> **INSTRUCTIONS FOR THE TASK**
Look over the lines below. Report each one that includes the string "Families".

Excerpts from a figure dataset
-----
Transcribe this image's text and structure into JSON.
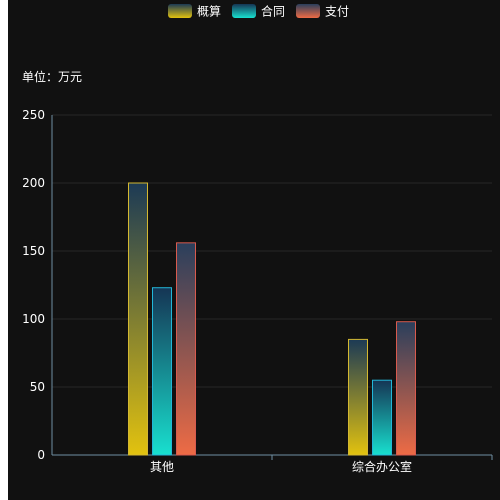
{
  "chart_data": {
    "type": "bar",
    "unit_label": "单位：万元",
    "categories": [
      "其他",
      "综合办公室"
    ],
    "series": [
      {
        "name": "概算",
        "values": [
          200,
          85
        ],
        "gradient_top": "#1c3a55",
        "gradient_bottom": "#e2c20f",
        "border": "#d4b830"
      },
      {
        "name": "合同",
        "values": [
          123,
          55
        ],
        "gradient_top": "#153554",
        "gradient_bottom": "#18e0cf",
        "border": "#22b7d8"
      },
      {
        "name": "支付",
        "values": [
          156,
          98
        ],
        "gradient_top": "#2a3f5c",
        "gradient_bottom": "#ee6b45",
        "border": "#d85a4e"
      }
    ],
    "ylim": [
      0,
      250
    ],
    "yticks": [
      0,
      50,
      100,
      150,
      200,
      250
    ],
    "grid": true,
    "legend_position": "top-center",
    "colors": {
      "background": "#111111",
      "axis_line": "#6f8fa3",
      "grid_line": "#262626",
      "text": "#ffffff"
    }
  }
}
-----
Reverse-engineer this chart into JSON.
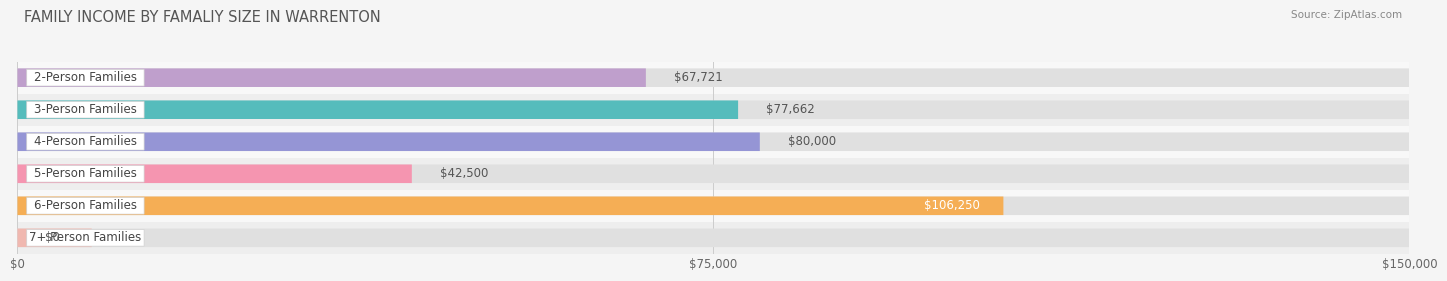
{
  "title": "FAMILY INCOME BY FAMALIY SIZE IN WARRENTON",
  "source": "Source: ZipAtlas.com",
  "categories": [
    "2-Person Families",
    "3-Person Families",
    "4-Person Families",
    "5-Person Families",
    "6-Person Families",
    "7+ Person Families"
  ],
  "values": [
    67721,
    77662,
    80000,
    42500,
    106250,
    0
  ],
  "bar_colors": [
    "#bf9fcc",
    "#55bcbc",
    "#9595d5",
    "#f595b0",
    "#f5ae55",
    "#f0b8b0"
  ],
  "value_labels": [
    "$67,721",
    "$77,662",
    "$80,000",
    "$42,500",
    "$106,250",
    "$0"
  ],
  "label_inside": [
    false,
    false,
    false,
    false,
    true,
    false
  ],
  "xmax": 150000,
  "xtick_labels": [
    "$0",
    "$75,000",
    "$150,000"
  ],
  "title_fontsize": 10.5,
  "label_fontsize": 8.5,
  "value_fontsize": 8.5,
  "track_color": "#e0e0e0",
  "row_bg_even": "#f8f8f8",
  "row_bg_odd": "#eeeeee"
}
-----
> **WORKED SOLUTION**
    "2-Person Families",
    "3-Person Families",
    "4-Person Families",
    "5-Person Families",
    "6-Person Families",
    "7+ Person Families"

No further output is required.